→ Your instructions
Copy the full set of lines exactly as given.

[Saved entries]
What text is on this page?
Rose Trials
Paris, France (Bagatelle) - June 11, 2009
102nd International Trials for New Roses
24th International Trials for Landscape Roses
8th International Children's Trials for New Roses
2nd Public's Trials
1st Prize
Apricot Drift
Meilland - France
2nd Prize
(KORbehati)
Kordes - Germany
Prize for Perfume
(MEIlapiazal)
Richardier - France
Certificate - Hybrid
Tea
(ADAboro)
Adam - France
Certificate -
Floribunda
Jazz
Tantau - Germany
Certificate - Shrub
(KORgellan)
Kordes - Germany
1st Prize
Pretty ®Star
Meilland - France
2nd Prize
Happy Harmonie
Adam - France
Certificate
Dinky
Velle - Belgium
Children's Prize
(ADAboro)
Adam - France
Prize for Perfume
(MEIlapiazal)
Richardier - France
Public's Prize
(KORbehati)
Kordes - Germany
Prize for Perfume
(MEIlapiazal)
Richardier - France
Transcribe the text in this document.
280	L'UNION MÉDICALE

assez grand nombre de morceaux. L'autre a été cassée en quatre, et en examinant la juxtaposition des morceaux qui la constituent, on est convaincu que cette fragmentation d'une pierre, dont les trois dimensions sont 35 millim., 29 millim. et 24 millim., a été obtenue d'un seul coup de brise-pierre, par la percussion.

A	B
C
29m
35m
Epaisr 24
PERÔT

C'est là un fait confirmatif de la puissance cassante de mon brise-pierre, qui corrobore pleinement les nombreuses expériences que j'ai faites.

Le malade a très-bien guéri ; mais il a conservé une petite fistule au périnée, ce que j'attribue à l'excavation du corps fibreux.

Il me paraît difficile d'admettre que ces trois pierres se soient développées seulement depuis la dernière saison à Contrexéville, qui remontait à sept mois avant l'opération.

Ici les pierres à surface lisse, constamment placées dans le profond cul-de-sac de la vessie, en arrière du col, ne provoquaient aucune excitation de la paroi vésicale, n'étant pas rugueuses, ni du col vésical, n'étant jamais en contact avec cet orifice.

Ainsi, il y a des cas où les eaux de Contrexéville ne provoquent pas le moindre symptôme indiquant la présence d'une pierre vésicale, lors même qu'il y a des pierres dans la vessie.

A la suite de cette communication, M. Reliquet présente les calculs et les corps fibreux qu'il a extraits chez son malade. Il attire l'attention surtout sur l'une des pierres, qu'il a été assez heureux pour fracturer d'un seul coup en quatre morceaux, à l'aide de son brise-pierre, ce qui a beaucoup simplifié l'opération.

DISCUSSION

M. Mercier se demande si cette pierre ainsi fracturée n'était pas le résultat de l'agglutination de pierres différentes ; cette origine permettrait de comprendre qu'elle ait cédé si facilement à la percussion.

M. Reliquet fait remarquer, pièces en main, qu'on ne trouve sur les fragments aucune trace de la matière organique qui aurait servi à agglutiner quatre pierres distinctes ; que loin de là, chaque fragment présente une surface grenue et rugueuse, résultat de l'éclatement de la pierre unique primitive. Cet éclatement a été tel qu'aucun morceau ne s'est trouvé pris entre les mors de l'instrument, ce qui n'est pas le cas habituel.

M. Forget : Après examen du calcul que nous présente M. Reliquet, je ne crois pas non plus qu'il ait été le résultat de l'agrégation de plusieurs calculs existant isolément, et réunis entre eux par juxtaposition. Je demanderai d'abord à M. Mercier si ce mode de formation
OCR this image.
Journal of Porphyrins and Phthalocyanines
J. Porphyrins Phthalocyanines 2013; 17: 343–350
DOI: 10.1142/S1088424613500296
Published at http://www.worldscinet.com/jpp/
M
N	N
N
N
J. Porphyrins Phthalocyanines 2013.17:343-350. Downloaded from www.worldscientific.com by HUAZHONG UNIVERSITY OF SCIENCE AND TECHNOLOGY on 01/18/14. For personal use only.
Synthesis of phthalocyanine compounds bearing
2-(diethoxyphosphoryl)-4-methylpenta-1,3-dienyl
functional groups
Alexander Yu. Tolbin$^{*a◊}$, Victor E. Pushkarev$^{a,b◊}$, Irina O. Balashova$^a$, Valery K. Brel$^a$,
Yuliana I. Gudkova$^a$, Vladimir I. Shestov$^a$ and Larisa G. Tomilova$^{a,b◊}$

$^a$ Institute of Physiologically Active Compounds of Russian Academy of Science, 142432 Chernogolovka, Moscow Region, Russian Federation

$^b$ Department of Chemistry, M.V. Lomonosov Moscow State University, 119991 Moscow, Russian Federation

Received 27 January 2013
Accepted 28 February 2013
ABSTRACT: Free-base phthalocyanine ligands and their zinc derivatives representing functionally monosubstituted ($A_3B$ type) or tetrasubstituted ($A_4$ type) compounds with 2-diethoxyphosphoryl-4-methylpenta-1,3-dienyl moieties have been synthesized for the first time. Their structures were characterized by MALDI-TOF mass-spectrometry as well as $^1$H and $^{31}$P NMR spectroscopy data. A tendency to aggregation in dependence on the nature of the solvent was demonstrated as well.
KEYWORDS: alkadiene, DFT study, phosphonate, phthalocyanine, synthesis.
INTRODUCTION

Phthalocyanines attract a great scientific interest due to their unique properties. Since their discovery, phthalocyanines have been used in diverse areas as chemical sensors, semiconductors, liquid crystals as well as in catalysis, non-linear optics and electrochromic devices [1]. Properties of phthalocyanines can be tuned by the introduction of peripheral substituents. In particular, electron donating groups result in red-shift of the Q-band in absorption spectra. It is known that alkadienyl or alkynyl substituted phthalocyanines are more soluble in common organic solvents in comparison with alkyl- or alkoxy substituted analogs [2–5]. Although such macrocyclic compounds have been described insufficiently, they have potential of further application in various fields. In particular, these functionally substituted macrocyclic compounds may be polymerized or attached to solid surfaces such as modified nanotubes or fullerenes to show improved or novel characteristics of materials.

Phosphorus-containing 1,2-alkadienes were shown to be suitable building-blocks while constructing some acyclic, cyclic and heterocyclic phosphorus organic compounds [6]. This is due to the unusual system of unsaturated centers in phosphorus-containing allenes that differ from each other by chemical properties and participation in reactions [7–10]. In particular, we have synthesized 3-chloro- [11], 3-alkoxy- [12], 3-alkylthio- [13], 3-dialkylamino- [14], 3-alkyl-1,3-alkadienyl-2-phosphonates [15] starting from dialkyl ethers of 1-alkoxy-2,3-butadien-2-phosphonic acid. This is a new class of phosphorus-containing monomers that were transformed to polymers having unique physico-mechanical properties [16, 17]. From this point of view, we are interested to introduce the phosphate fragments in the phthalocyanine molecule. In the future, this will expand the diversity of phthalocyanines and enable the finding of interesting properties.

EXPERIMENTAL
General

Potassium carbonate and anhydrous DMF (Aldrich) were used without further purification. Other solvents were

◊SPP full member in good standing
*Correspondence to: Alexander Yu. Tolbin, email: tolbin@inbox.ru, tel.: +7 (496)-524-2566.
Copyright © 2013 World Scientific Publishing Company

→ Solution for this task
What text is on this page?
Rose Trials
Paris, France (Bagatelle) - June 11, 2009
102nd International Trials for New Roses
24th International Trials for Landscape Roses
8th International Children's Trials for New Roses
2nd Public's Trials
1st Prize
Apricot Drift
Meilland - France
2nd Prize
(KORbehati)
Kordes - Germany
Prize for Perfume
(MEIlapiazal)
Richardier - France
Certificate - Hybrid
Tea
(ADAboro)
Adam - France
Certificate -
Floribunda
Jazz
Tantau - Germany
Certificate - Shrub
(KORgellan)
Kordes - Germany
1st Prize
Pretty ®Star
Meilland - France
2nd Prize
Happy Harmonie
Adam - France
Certificate
Dinky
Velle - Belgium
Children's Prize
(ADAboro)
Adam - France
Prize for Perfume
(MEIlapiazal)
Richardier - France
Public's Prize
(KORbehati)
Kordes - Germany
Prize for Perfume
(MEIlapiazal)
Richardier - France
Transcribe the text in this document.
280	L'UNION MÉDICALE

assez grand nombre de morceaux. L'autre a été cassée en quatre, et en examinant la juxtaposition des morceaux qui la constituent, on est convaincu que cette fragmentation d'une pierre, dont les trois dimensions sont 35 millim., 29 millim. et 24 millim., a été obtenue d'un seul coup de brise-pierre, par la percussion.

A	B
C
29m
35m
Epaisr 24
PERÔT

C'est là un fait confirmatif de la puissance cassante de mon brise-pierre, qui corrobore pleinement les nombreuses expériences que j'ai faites.

Le malade a très-bien guéri ; mais il a conservé une petite fistule au périnée, ce que j'attribue à l'excavation du corps fibreux.

Il me paraît difficile d'admettre que ces trois pierres se soient développées seulement depuis la dernière saison à Contrexéville, qui remontait à sept mois avant l'opération.

Ici les pierres à surface lisse, constamment placées dans le profond cul-de-sac de la vessie, en arrière du col, ne provoquaient aucune excitation de la paroi vésicale, n'étant pas rugueuses, ni du col vésical, n'étant jamais en contact avec cet orifice.

Ainsi, il y a des cas où les eaux de Contrexéville ne provoquent pas le moindre symptôme indiquant la présence d'une pierre vésicale, lors même qu'il y a des pierres dans la vessie.

A la suite de cette communication, M. Reliquet présente les calculs et les corps fibreux qu'il a extraits chez son malade. Il attire l'attention surtout sur l'une des pierres, qu'il a été assez heureux pour fracturer d'un seul coup en quatre morceaux, à l'aide de son brise-pierre, ce qui a beaucoup simplifié l'opération.

DISCUSSION

M. Mercier se demande si cette pierre ainsi fracturée n'était pas le résultat de l'agglutination de pierres différentes ; cette origine permettrait de comprendre qu'elle ait cédé si facilement à la percussion.

M. Reliquet fait remarquer, pièces en main, qu'on ne trouve sur les fragments aucune trace de la matière organique qui aurait servi à agglutiner quatre pierres distinctes ; que loin de là, chaque fragment présente une surface grenue et rugueuse, résultat de l'éclatement de la pierre unique primitive. Cet éclatement a été tel qu'aucun morceau ne s'est trouvé pris entre les mors de l'instrument, ce qui n'est pas le cas habituel.

M. Forget : Après examen du calcul que nous présente M. Reliquet, je ne crois pas non plus qu'il ait été le résultat de l'agrégation de plusieurs calculs existant isolément, et réunis entre eux par juxtaposition. Je demanderai d'abord à M. Mercier si ce mode de formation
OCR this image.
Journal of Porphyrins and Phthalocyanines
J. Porphyrins Phthalocyanines 2013; 17: 343–350
DOI: 10.1142/S1088424613500296
Published at http://www.worldscinet.com/jpp/
M
N	N
N
N
J. Porphyrins Phthalocyanines 2013.17:343-350. Downloaded from www.worldscientific.com by HUAZHONG UNIVERSITY OF SCIENCE AND TECHNOLOGY on 01/18/14. For personal use only.
Synthesis of phthalocyanine compounds bearing
2-(diethoxyphosphoryl)-4-methylpenta-1,3-dienyl
functional groups
Alexander Yu. Tolbin$^{*a◊}$, Victor E. Pushkarev$^{a,b◊}$, Irina O. Balashova$^a$, Valery K. Brel$^a$,
Yuliana I. Gudkova$^a$, Vladimir I. Shestov$^a$ and Larisa G. Tomilova$^{a,b◊}$

$^a$ Institute of Physiologically Active Compounds of Russian Academy of Science, 142432 Chernogolovka, Moscow Region, Russian Federation

$^b$ Department of Chemistry, M.V. Lomonosov Moscow State University, 119991 Moscow, Russian Federation

Received 27 January 2013
Accepted 28 February 2013
ABSTRACT: Free-base phthalocyanine ligands and their zinc derivatives representing functionally monosubstituted ($A_3B$ type) or tetrasubstituted ($A_4$ type) compounds with 2-diethoxyphosphoryl-4-methylpenta-1,3-dienyl moieties have been synthesized for the first time. Their structures were characterized by MALDI-TOF mass-spectrometry as well as $^1$H and $^{31}$P NMR spectroscopy data. A tendency to aggregation in dependence on the nature of the solvent was demonstrated as well.
KEYWORDS: alkadiene, DFT study, phosphonate, phthalocyanine, synthesis.
INTRODUCTION

Phthalocyanines attract a great scientific interest due to their unique properties. Since their discovery, phthalocyanines have been used in diverse areas as chemical sensors, semiconductors, liquid crystals as well as in catalysis, non-linear optics and electrochromic devices [1]. Properties of phthalocyanines can be tuned by the introduction of peripheral substituents. In particular, electron donating groups result in red-shift of the Q-band in absorption spectra. It is known that alkadienyl or alkynyl substituted phthalocyanines are more soluble in common organic solvents in comparison with alkyl- or alkoxy substituted analogs [2–5]. Although such macrocyclic compounds have been described insufficiently, they have potential of further application in various fields. In particular, these functionally substituted macrocyclic compounds may be polymerized or attached to solid surfaces such as modified nanotubes or fullerenes to show improved or novel characteristics of materials.

Phosphorus-containing 1,2-alkadienes were shown to be suitable building-blocks while constructing some acyclic, cyclic and heterocyclic phosphorus organic compounds [6]. This is due to the unusual system of unsaturated centers in phosphorus-containing allenes that differ from each other by chemical properties and participation in reactions [7–10]. In particular, we have synthesized 3-chloro- [11], 3-alkoxy- [12], 3-alkylthio- [13], 3-dialkylamino- [14], 3-alkyl-1,3-alkadienyl-2-phosphonates [15] starting from dialkyl ethers of 1-alkoxy-2,3-butadien-2-phosphonic acid. This is a new class of phosphorus-containing monomers that were transformed to polymers having unique physico-mechanical properties [16, 17]. From this point of view, we are interested to introduce the phosphate fragments in the phthalocyanine molecule. In the future, this will expand the diversity of phthalocyanines and enable the finding of interesting properties.

EXPERIMENTAL
General

Potassium carbonate and anhydrous DMF (Aldrich) were used without further purification. Other solvents were

◊SPP full member in good standing
*Correspondence to: Alexander Yu. Tolbin, email: tolbin@inbox.ru, tel.: +7 (496)-524-2566.
Copyright © 2013 World Scientific Publishing Company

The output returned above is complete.